--- Start Records for the exercise ---

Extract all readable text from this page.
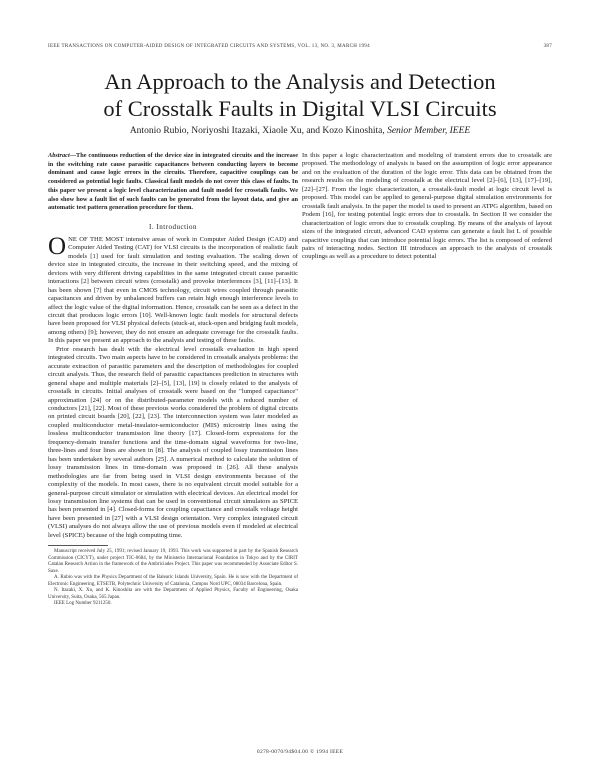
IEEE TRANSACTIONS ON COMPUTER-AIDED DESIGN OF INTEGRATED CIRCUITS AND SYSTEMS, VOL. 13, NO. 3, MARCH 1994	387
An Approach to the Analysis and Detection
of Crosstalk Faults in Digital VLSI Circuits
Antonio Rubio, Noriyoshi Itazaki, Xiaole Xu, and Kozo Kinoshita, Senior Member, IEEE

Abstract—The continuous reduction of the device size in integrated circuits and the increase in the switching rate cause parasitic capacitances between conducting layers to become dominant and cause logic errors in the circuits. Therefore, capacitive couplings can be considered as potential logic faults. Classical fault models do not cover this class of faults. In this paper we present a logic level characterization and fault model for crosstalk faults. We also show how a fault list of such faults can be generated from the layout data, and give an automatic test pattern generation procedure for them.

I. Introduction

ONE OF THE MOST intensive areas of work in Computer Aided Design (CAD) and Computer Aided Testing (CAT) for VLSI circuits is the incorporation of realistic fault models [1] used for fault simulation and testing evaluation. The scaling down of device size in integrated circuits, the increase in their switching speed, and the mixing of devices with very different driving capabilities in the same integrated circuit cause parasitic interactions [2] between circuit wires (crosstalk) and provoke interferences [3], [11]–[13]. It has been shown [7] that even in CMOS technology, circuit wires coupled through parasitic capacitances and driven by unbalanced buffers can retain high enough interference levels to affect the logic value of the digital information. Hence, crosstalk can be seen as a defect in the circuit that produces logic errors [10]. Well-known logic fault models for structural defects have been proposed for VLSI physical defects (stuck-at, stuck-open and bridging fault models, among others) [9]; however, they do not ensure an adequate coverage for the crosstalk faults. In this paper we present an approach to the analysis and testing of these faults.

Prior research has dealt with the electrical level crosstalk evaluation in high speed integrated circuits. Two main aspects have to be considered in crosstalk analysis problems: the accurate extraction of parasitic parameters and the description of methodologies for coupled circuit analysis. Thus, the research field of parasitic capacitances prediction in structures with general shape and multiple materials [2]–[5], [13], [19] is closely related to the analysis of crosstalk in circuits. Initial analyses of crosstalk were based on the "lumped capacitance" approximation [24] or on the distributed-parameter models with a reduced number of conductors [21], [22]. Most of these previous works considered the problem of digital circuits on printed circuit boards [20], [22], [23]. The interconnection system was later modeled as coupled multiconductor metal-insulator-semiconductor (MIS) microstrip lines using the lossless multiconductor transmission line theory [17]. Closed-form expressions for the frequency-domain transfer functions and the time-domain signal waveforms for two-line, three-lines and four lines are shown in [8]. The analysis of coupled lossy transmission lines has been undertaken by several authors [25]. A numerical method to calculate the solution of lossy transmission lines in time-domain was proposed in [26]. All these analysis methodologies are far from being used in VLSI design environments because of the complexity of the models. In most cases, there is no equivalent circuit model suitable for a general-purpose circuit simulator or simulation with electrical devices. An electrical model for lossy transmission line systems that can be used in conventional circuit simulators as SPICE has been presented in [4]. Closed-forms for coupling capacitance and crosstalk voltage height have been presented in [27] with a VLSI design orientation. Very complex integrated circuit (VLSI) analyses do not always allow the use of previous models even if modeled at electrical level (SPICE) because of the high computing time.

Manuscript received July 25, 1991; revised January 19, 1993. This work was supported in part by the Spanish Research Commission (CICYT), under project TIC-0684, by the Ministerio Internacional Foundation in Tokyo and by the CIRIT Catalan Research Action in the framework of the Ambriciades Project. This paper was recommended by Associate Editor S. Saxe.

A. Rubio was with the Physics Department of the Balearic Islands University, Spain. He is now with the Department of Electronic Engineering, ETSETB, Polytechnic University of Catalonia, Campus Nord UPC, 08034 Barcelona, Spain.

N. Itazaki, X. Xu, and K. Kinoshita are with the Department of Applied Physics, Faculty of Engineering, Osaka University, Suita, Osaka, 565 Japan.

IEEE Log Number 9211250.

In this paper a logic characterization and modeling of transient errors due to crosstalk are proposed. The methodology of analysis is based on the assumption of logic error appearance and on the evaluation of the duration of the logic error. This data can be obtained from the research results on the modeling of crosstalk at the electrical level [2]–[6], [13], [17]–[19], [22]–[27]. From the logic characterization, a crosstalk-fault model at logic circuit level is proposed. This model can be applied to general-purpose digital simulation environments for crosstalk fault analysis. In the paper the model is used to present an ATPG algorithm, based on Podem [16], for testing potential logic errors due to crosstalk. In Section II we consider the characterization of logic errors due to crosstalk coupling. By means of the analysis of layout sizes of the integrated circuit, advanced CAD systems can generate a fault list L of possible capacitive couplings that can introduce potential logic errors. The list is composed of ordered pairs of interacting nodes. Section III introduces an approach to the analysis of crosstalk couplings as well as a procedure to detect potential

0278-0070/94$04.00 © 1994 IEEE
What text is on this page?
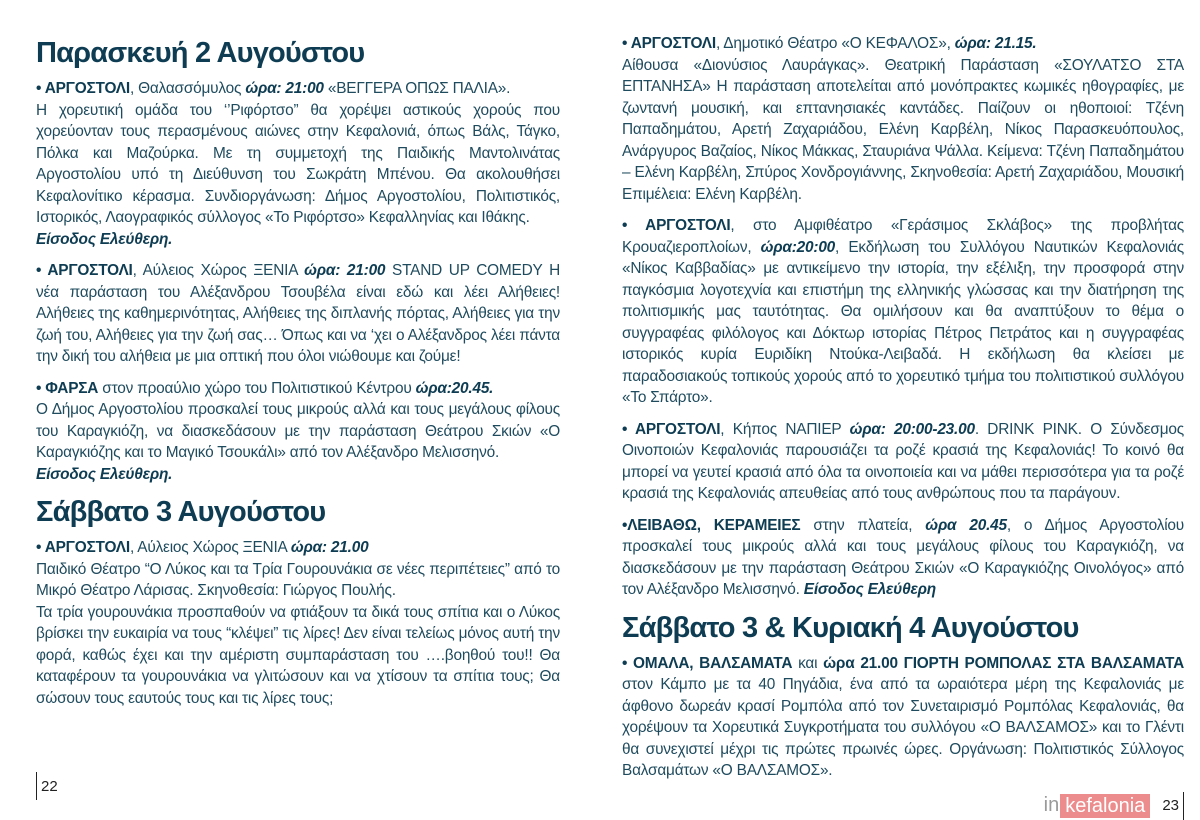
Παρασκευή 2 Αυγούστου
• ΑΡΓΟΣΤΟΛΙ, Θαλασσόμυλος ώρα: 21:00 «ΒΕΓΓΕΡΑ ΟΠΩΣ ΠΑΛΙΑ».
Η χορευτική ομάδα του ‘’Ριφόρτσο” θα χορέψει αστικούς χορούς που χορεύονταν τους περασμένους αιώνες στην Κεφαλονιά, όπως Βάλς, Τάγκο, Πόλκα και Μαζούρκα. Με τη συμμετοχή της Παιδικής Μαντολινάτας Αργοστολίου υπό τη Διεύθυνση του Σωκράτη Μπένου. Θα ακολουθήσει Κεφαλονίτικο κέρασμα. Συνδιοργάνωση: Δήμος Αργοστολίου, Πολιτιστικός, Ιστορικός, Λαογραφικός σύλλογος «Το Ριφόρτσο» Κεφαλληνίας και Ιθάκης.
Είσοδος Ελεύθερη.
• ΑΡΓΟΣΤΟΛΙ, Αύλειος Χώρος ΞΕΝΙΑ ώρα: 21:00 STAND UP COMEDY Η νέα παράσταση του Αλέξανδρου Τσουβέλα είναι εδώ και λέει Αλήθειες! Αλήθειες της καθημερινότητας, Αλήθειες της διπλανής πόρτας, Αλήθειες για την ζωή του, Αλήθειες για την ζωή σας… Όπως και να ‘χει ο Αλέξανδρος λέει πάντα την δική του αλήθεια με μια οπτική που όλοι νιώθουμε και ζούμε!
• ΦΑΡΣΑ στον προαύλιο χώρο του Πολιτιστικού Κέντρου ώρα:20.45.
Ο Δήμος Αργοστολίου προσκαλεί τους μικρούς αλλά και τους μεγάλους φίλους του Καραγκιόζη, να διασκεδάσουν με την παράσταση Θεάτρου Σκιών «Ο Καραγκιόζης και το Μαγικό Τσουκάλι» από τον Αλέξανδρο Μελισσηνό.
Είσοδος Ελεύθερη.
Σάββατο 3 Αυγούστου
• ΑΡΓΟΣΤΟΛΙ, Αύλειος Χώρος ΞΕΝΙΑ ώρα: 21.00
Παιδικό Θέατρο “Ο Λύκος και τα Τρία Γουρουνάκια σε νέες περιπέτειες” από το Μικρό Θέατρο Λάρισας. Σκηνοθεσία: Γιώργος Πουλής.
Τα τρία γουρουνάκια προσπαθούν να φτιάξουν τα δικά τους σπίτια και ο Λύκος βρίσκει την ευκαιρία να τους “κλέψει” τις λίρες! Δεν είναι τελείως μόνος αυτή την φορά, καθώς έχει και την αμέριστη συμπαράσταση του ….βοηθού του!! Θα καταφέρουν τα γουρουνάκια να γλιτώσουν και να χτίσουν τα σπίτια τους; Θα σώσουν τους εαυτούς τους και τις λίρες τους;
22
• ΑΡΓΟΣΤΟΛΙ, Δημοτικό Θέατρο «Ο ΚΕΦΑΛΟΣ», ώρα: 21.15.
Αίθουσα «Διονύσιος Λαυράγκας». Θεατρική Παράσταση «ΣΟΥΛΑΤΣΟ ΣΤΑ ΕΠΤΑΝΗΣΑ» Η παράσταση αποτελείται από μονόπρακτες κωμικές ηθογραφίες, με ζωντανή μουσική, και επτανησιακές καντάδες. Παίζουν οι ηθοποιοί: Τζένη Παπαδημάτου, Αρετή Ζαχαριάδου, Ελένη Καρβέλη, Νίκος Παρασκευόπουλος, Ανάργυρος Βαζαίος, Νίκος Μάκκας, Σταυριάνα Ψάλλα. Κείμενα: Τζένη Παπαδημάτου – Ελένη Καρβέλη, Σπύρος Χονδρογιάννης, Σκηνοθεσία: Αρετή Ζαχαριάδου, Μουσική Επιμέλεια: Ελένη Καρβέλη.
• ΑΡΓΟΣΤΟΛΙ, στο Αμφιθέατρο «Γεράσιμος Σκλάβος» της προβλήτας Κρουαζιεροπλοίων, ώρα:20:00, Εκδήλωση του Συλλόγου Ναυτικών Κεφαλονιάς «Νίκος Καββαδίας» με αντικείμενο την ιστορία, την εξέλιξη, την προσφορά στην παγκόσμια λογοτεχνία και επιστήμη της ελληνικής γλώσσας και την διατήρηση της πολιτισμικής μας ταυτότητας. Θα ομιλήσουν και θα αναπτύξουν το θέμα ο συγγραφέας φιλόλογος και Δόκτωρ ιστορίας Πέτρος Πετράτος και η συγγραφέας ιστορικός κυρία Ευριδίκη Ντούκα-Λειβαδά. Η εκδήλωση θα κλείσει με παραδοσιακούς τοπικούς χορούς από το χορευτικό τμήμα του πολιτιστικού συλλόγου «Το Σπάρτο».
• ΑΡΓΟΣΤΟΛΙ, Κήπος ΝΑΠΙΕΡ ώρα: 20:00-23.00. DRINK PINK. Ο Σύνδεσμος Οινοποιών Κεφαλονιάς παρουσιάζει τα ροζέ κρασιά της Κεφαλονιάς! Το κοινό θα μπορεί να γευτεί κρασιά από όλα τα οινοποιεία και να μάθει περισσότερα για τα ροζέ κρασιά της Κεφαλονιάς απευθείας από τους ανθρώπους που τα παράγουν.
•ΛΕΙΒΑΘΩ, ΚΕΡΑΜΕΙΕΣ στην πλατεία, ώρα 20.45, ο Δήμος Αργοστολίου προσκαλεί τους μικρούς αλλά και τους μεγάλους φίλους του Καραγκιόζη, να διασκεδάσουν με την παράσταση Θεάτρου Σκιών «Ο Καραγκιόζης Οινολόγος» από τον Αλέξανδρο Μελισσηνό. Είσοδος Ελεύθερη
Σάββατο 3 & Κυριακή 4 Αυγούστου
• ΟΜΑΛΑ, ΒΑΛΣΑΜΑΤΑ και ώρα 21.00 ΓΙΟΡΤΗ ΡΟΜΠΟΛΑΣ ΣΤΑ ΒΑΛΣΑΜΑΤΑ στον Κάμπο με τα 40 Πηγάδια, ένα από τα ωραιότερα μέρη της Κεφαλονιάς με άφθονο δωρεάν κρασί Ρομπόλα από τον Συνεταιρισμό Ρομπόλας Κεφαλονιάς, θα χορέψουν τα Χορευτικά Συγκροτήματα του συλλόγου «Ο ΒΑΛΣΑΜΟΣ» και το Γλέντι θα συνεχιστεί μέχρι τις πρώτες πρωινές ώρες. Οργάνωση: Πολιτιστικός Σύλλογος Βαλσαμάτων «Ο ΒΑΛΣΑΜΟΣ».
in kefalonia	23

--- End Records for the exercise ---
--- Start Records for the exercise ---

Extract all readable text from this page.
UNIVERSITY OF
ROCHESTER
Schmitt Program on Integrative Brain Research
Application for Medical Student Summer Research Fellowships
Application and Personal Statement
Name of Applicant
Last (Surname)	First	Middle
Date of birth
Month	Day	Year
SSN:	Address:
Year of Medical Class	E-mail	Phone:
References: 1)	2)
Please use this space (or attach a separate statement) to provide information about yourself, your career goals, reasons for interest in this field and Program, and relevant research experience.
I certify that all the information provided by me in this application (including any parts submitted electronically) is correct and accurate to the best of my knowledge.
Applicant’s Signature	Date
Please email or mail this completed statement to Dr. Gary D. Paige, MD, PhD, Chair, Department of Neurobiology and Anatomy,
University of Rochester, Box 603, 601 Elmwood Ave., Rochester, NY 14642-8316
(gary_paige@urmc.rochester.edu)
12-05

--- End Records for the exercise ---
--- Start Records for the exercise ---

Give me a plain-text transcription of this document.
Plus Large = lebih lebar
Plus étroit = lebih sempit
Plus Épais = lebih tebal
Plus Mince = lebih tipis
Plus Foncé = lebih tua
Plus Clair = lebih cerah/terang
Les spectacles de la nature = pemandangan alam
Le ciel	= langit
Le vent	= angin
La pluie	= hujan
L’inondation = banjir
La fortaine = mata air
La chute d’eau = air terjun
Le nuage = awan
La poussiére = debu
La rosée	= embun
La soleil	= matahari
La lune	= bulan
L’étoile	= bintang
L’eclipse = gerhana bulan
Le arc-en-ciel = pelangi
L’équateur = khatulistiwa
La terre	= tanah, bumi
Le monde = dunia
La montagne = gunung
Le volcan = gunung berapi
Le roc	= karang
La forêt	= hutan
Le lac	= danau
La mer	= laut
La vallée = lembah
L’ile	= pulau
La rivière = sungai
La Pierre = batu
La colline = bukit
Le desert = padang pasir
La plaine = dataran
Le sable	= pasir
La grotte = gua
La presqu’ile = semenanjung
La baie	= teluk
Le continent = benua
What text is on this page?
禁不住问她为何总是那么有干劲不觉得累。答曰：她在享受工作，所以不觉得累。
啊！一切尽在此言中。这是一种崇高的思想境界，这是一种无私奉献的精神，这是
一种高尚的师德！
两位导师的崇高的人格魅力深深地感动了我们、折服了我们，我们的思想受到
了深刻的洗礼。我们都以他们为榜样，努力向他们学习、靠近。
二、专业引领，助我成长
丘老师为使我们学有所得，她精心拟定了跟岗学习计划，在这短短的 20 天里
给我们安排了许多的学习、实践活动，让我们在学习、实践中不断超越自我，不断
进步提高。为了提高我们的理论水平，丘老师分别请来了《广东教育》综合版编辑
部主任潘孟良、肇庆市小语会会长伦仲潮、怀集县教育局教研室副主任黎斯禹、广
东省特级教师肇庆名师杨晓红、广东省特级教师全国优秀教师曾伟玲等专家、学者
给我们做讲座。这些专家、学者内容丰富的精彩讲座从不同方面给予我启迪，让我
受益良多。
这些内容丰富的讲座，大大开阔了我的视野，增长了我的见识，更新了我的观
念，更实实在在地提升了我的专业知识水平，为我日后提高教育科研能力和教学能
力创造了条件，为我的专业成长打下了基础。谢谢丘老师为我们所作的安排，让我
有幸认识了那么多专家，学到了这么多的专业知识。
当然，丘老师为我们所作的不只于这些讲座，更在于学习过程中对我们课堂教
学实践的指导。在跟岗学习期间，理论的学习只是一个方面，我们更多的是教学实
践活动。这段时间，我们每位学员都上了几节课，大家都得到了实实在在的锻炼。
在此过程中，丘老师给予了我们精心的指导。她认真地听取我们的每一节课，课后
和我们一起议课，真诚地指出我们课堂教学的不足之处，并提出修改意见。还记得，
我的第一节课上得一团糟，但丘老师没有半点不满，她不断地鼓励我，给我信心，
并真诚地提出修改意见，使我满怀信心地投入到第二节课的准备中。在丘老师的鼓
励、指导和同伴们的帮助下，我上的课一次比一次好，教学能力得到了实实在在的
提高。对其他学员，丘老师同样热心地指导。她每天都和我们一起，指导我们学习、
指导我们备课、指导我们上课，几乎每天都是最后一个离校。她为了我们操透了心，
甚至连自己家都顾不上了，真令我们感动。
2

--- End Records for the exercise ---

## Exercise objective
Find every line in the records that contains the word "Physics"; copy those lines.

## Solution for this problem
A. Rubio was with the Physics Department of the Balearic Islands University, Spain. He is now with the Department of Electronic Engineering, ETSETB, Polytechnic University of Catalonia, Campus Nord UPC, 08034 Barcelona, Spain.
N. Itazaki, X. Xu, and K. Kinoshita are with the Department of Applied Physics, Faculty of Engineering, Osaka University, Suita, Osaka, 565 Japan.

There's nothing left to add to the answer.